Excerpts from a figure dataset
- - - - -

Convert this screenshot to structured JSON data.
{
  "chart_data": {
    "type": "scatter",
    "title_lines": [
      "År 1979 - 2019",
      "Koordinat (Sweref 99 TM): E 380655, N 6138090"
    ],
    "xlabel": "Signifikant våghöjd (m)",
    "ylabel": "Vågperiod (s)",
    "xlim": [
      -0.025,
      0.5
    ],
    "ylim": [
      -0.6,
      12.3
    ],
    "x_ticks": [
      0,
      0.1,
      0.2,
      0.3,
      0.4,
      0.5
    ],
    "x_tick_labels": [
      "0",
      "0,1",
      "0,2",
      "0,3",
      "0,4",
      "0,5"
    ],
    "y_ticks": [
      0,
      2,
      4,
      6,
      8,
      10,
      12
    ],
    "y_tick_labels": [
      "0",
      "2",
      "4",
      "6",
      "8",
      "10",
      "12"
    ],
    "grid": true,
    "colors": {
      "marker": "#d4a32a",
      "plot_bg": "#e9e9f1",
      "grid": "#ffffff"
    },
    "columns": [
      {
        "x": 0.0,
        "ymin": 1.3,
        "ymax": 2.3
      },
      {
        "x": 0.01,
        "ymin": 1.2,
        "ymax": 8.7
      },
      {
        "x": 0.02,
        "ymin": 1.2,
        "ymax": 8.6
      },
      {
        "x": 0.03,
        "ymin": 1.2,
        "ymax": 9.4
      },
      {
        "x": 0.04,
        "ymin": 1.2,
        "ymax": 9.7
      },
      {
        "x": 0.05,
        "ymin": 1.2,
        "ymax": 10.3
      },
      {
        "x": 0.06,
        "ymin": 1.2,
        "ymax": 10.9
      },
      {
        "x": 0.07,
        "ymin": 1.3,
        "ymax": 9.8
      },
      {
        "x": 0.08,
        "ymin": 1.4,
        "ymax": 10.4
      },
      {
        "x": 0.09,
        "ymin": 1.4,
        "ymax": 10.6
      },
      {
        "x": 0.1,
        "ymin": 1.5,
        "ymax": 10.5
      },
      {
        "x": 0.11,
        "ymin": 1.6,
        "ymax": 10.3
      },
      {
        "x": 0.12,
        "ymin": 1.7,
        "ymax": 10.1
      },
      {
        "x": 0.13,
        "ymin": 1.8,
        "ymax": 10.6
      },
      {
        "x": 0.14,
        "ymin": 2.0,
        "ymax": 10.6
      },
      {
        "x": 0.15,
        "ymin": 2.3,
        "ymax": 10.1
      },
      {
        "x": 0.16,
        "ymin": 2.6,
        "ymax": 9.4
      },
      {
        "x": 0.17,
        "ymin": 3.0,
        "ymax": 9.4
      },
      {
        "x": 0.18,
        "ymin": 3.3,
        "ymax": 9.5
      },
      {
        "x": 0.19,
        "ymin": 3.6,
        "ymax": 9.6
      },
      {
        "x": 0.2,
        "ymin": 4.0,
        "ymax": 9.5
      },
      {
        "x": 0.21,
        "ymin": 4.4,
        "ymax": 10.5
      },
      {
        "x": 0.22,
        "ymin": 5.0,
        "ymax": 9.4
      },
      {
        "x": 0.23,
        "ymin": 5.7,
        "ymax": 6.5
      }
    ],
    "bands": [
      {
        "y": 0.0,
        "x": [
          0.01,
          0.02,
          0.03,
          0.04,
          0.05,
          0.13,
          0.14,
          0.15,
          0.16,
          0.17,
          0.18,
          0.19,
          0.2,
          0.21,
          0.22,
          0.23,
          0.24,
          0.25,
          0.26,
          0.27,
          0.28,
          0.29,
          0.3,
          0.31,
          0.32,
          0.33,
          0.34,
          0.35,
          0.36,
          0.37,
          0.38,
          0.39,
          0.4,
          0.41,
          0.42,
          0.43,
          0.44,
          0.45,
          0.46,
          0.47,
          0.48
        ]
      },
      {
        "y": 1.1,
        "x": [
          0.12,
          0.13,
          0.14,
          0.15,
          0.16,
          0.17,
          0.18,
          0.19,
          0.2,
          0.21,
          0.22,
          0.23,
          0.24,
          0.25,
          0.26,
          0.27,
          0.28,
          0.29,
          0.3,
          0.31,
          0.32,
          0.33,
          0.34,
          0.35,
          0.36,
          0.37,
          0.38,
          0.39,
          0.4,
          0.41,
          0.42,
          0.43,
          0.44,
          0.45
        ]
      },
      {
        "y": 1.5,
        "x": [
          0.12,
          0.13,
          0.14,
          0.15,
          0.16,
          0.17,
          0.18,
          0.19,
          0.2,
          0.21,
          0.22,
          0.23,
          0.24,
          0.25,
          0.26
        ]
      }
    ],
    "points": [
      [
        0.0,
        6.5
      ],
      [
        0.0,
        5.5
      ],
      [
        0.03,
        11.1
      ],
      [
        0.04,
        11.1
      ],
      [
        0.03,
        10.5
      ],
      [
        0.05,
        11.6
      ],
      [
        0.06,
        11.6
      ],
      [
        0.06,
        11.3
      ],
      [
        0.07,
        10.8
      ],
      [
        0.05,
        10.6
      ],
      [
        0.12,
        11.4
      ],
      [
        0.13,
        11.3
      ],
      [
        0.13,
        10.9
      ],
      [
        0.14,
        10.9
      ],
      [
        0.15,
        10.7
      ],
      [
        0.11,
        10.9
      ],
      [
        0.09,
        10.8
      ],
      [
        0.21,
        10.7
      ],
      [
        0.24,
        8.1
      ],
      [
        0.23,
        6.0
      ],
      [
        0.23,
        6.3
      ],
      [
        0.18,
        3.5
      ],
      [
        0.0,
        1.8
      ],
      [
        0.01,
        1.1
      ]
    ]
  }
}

- - - - -

Output the listing above exactly as it appears.

#### EXERCISE ANSWER:
Convert this screenshot to structured JSON data.
{
  "chart_data": {
    "type": "scatter",
    "title_lines": [
      "År 1979 - 2019",
      "Koordinat (Sweref 99 TM): E 380655, N 6138090"
    ],
    "xlabel": "Signifikant våghöjd (m)",
    "ylabel": "Vågperiod (s)",
    "xlim": [
      -0.025,
      0.5
    ],
    "ylim": [
      -0.6,
      12.3
    ],
    "x_ticks": [
      0,
      0.1,
      0.2,
      0.3,
      0.4,
      0.5
    ],
    "x_tick_labels": [
      "0",
      "0,1",
      "0,2",
      "0,3",
      "0,4",
      "0,5"
    ],
    "y_ticks": [
      0,
      2,
      4,
      6,
      8,
      10,
      12
    ],
    "y_tick_labels": [
      "0",
      "2",
      "4",
      "6",
      "8",
      "10",
      "12"
    ],
    "grid": true,
    "colors": {
      "marker": "#d4a32a",
      "plot_bg": "#e9e9f1",
      "grid": "#ffffff"
    },
    "columns": [
      {
        "x": 0.0,
        "ymin": 1.3,
        "ymax": 2.3
      },
      {
        "x": 0.01,
        "ymin": 1.2,
        "ymax": 8.7
      },
      {
        "x": 0.02,
        "ymin": 1.2,
        "ymax": 8.6
      },
      {
        "x": 0.03,
        "ymin": 1.2,
        "ymax": 9.4
      },
      {
        "x": 0.04,
        "ymin": 1.2,
        "ymax": 9.7
      },
      {
        "x": 0.05,
        "ymin": 1.2,
        "ymax": 10.3
      },
      {
        "x": 0.06,
        "ymin": 1.2,
        "ymax": 10.9
      },
      {
        "x": 0.07,
        "ymin": 1.3,
        "ymax": 9.8
      },
      {
        "x": 0.08,
        "ymin": 1.4,
        "ymax": 10.4
      },
      {
        "x": 0.09,
        "ymin": 1.4,
        "ymax": 10.6
      },
      {
        "x": 0.1,
        "ymin": 1.5,
        "ymax": 10.5
      },
      {
        "x": 0.11,
        "ymin": 1.6,
        "ymax": 10.3
      },
      {
        "x": 0.12,
        "ymin": 1.7,
        "ymax": 10.1
      },
      {
        "x": 0.13,
        "ymin": 1.8,
        "ymax": 10.6
      },
      {
        "x": 0.14,
        "ymin": 2.0,
        "ymax": 10.6
      },
      {
        "x": 0.15,
        "ymin": 2.3,
        "ymax": 10.1
      },
      {
        "x": 0.16,
        "ymin": 2.6,
        "ymax": 9.4
      },
      {
        "x": 0.17,
        "ymin": 3.0,
        "ymax": 9.4
      },
      {
        "x": 0.18,
        "ymin": 3.3,
        "ymax": 9.5
      },
      {
        "x": 0.19,
        "ymin": 3.6,
        "ymax": 9.6
      },
      {
        "x": 0.2,
        "ymin": 4.0,
        "ymax": 9.5
      },
      {
        "x": 0.21,
        "ymin": 4.4,
        "ymax": 10.5
      },
      {
        "x": 0.22,
        "ymin": 5.0,
        "ymax": 9.4
      },
      {
        "x": 0.23,
        "ymin": 5.7,
        "ymax": 6.5
      }
    ],
    "bands": [
      {
        "y": 0.0,
        "x": [
          0.01,
          0.02,
          0.03,
          0.04,
          0.05,
          0.13,
          0.14,
          0.15,
          0.16,
          0.17,
          0.18,
          0.19,
          0.2,
          0.21,
          0.22,
          0.23,
          0.24,
          0.25,
          0.26,
          0.27,
          0.28,
          0.29,
          0.3,
          0.31,
          0.32,
          0.33,
          0.34,
          0.35,
          0.36,
          0.37,
          0.38,
          0.39,
          0.4,
          0.41,
          0.42,
          0.43,
          0.44,
          0.45,
          0.46,
          0.47,
          0.48
        ]
      },
      {
        "y": 1.1,
        "x": [
          0.12,
          0.13,
          0.14,
          0.15,
          0.16,
          0.17,
          0.18,
          0.19,
          0.2,
          0.21,
          0.22,
          0.23,
          0.24,
          0.25,
          0.26,
          0.27,
          0.28,
          0.29,
          0.3,
          0.31,
          0.32,
          0.33,
          0.34,
          0.35,
          0.36,
          0.37,
          0.38,
          0.39,
          0.4,
          0.41,
          0.42,
          0.43,
          0.44,
          0.45
        ]
      },
      {
        "y": 1.5,
        "x": [
          0.12,
          0.13,
          0.14,
          0.15,
          0.16,
          0.17,
          0.18,
          0.19,
          0.2,
          0.21,
          0.22,
          0.23,
          0.24,
          0.25,
          0.26
        ]
      }
    ],
    "points": [
      [
        0.0,
        6.5
      ],
      [
        0.0,
        5.5
      ],
      [
        0.03,
        11.1
      ],
      [
        0.04,
        11.1
      ],
      [
        0.03,
        10.5
      ],
      [
        0.05,
        11.6
      ],
      [
        0.06,
        11.6
      ],
      [
        0.06,
        11.3
      ],
      [
        0.07,
        10.8
      ],
      [
        0.05,
        10.6
      ],
      [
        0.12,
        11.4
      ],
      [
        0.13,
        11.3
      ],
      [
        0.13,
        10.9
      ],
      [
        0.14,
        10.9
      ],
      [
        0.15,
        10.7
      ],
      [
        0.11,
        10.9
      ],
      [
        0.09,
        10.8
      ],
      [
        0.21,
        10.7
      ],
      [
        0.24,
        8.1
      ],
      [
        0.23,
        6.0
      ],
      [
        0.23,
        6.3
      ],
      [
        0.18,
        3.5
      ],
      [
        0.0,
        1.8
      ],
      [
        0.01,
        1.1
      ]
    ]
  }
}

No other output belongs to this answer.